REQUIRED WORK: Print each line exactly as it is given.

Collected data
━━━

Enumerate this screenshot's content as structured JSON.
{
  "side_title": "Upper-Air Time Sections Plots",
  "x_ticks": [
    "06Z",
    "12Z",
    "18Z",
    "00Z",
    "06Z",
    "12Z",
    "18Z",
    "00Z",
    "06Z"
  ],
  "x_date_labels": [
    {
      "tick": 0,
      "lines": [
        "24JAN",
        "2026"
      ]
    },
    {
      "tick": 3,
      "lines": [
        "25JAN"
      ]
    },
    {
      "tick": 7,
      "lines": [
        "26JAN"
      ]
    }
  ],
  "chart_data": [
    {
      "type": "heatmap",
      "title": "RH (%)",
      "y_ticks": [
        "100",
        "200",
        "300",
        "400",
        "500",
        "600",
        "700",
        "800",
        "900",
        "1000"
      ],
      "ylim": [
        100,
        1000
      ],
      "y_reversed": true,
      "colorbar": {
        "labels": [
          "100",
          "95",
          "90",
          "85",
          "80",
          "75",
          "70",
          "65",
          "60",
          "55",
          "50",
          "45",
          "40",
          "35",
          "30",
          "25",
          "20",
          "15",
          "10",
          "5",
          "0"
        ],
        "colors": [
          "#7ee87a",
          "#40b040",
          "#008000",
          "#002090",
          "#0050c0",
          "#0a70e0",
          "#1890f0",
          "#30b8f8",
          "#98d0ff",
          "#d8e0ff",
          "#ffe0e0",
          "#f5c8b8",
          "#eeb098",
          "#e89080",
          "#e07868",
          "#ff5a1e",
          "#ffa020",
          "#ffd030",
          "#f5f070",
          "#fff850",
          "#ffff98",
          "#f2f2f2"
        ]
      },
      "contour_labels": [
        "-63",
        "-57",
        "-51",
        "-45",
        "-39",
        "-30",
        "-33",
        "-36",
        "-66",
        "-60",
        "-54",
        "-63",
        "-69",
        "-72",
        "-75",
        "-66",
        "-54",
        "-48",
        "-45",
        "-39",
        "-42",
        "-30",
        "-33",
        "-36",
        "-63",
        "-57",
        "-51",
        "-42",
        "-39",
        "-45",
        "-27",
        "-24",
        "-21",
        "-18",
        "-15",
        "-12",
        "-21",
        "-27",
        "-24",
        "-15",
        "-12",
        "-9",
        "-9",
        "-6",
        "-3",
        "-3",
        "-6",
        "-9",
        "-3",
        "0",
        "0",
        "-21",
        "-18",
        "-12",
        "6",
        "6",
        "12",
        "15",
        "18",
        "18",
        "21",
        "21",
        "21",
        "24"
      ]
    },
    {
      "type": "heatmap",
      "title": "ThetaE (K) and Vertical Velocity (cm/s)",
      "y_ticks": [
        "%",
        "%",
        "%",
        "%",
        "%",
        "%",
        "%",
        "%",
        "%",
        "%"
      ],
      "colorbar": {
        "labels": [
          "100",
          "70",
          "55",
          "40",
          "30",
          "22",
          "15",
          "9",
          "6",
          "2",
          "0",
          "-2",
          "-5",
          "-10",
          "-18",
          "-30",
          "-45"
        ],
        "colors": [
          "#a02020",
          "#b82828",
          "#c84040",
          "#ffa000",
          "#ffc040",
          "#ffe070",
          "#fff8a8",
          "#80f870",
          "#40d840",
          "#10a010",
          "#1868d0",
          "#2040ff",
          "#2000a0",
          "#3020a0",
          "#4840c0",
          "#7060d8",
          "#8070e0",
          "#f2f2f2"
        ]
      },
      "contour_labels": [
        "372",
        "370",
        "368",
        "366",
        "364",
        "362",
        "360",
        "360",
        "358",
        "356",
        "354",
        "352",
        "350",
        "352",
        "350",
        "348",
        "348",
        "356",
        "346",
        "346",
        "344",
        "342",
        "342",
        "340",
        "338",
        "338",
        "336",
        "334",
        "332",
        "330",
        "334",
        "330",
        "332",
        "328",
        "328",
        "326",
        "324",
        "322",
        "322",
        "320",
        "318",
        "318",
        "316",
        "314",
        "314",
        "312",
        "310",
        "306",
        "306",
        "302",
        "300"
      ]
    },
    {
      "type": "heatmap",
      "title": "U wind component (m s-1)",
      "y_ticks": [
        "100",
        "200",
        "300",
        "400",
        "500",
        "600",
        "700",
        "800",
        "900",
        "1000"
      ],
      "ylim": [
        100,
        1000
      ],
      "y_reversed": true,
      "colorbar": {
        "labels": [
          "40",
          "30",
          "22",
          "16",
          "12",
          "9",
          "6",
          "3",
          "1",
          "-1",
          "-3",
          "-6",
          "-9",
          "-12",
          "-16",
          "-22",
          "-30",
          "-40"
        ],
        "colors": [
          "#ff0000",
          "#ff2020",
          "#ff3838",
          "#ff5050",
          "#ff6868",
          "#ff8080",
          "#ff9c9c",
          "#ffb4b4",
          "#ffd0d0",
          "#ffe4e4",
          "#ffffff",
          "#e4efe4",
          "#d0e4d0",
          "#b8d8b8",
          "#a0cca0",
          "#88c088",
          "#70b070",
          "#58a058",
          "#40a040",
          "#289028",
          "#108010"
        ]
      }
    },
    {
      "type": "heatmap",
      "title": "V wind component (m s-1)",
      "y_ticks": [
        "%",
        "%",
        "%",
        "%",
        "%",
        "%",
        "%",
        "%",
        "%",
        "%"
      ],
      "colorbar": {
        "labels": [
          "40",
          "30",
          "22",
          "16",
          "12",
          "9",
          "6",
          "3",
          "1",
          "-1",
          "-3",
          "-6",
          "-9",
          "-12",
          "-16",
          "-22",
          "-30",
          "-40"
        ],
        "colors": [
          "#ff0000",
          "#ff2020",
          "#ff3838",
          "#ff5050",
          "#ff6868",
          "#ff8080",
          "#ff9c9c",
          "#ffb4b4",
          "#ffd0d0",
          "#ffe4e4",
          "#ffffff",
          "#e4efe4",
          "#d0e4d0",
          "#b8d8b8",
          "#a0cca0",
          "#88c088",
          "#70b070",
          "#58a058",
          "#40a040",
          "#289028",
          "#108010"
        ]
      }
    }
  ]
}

━━━

ANSWER TO THE PROBLEM:
Enumerate this screenshot's content as structured JSON.
{
  "side_title": "Upper-Air Time Sections Plots",
  "x_ticks": [
    "06Z",
    "12Z",
    "18Z",
    "00Z",
    "06Z",
    "12Z",
    "18Z",
    "00Z",
    "06Z"
  ],
  "x_date_labels": [
    {
      "tick": 0,
      "lines": [
        "24JAN",
        "2026"
      ]
    },
    {
      "tick": 3,
      "lines": [
        "25JAN"
      ]
    },
    {
      "tick": 7,
      "lines": [
        "26JAN"
      ]
    }
  ],
  "chart_data": [
    {
      "type": "heatmap",
      "title": "RH (%)",
      "y_ticks": [
        "100",
        "200",
        "300",
        "400",
        "500",
        "600",
        "700",
        "800",
        "900",
        "1000"
      ],
      "ylim": [
        100,
        1000
      ],
      "y_reversed": true,
      "colorbar": {
        "labels": [
          "100",
          "95",
          "90",
          "85",
          "80",
          "75",
          "70",
          "65",
          "60",
          "55",
          "50",
          "45",
          "40",
          "35",
          "30",
          "25",
          "20",
          "15",
          "10",
          "5",
          "0"
        ],
        "colors": [
          "#7ee87a",
          "#40b040",
          "#008000",
          "#002090",
          "#0050c0",
          "#0a70e0",
          "#1890f0",
          "#30b8f8",
          "#98d0ff",
          "#d8e0ff",
          "#ffe0e0",
          "#f5c8b8",
          "#eeb098",
          "#e89080",
          "#e07868",
          "#ff5a1e",
          "#ffa020",
          "#ffd030",
          "#f5f070",
          "#fff850",
          "#ffff98",
          "#f2f2f2"
        ]
      },
      "contour_labels": [
        "-63",
        "-57",
        "-51",
        "-45",
        "-39",
        "-30",
        "-33",
        "-36",
        "-66",
        "-60",
        "-54",
        "-63",
        "-69",
        "-72",
        "-75",
        "-66",
        "-54",
        "-48",
        "-45",
        "-39",
        "-42",
        "-30",
        "-33",
        "-36",
        "-63",
        "-57",
        "-51",
        "-42",
        "-39",
        "-45",
        "-27",
        "-24",
        "-21",
        "-18",
        "-15",
        "-12",
        "-21",
        "-27",
        "-24",
        "-15",
        "-12",
        "-9",
        "-9",
        "-6",
        "-3",
        "-3",
        "-6",
        "-9",
        "-3",
        "0",
        "0",
        "-21",
        "-18",
        "-12",
        "6",
        "6",
        "12",
        "15",
        "18",
        "18",
        "21",
        "21",
        "21",
        "24"
      ]
    },
    {
      "type": "heatmap",
      "title": "ThetaE (K) and Vertical Velocity (cm/s)",
      "y_ticks": [
        "%",
        "%",
        "%",
        "%",
        "%",
        "%",
        "%",
        "%",
        "%",
        "%"
      ],
      "colorbar": {
        "labels": [
          "100",
          "70",
          "55",
          "40",
          "30",
          "22",
          "15",
          "9",
          "6",
          "2",
          "0",
          "-2",
          "-5",
          "-10",
          "-18",
          "-30",
          "-45"
        ],
        "colors": [
          "#a02020",
          "#b82828",
          "#c84040",
          "#ffa000",
          "#ffc040",
          "#ffe070",
          "#fff8a8",
          "#80f870",
          "#40d840",
          "#10a010",
          "#1868d0",
          "#2040ff",
          "#2000a0",
          "#3020a0",
          "#4840c0",
          "#7060d8",
          "#8070e0",
          "#f2f2f2"
        ]
      },
      "contour_labels": [
        "372",
        "370",
        "368",
        "366",
        "364",
        "362",
        "360",
        "360",
        "358",
        "356",
        "354",
        "352",
        "350",
        "352",
        "350",
        "348",
        "348",
        "356",
        "346",
        "346",
        "344",
        "342",
        "342",
        "340",
        "338",
        "338",
        "336",
        "334",
        "332",
        "330",
        "334",
        "330",
        "332",
        "328",
        "328",
        "326",
        "324",
        "322",
        "322",
        "320",
        "318",
        "318",
        "316",
        "314",
        "314",
        "312",
        "310",
        "306",
        "306",
        "302",
        "300"
      ]
    },
    {
      "type": "heatmap",
      "title": "U wind component (m s-1)",
      "y_ticks": [
        "100",
        "200",
        "300",
        "400",
        "500",
        "600",
        "700",
        "800",
        "900",
        "1000"
      ],
      "ylim": [
        100,
        1000
      ],
      "y_reversed": true,
      "colorbar": {
        "labels": [
          "40",
          "30",
          "22",
          "16",
          "12",
          "9",
          "6",
          "3",
          "1",
          "-1",
          "-3",
          "-6",
          "-9",
          "-12",
          "-16",
          "-22",
          "-30",
          "-40"
        ],
        "colors": [
          "#ff0000",
          "#ff2020",
          "#ff3838",
          "#ff5050",
          "#ff6868",
          "#ff8080",
          "#ff9c9c",
          "#ffb4b4",
          "#ffd0d0",
          "#ffe4e4",
          "#ffffff",
          "#e4efe4",
          "#d0e4d0",
          "#b8d8b8",
          "#a0cca0",
          "#88c088",
          "#70b070",
          "#58a058",
          "#40a040",
          "#289028",
          "#108010"
        ]
      }
    },
    {
      "type": "heatmap",
      "title": "V wind component (m s-1)",
      "y_ticks": [
        "%",
        "%",
        "%",
        "%",
        "%",
        "%",
        "%",
        "%",
        "%",
        "%"
      ],
      "colorbar": {
        "labels": [
          "40",
          "30",
          "22",
          "16",
          "12",
          "9",
          "6",
          "3",
          "1",
          "-1",
          "-3",
          "-6",
          "-9",
          "-12",
          "-16",
          "-22",
          "-30",
          "-40"
        ],
        "colors": [
          "#ff0000",
          "#ff2020",
          "#ff3838",
          "#ff5050",
          "#ff6868",
          "#ff8080",
          "#ff9c9c",
          "#ffb4b4",
          "#ffd0d0",
          "#ffe4e4",
          "#ffffff",
          "#e4efe4",
          "#d0e4d0",
          "#b8d8b8",
          "#a0cca0",
          "#88c088",
          "#70b070",
          "#58a058",
          "#40a040",
          "#289028",
          "#108010"
        ]
      }
    }
  ]
}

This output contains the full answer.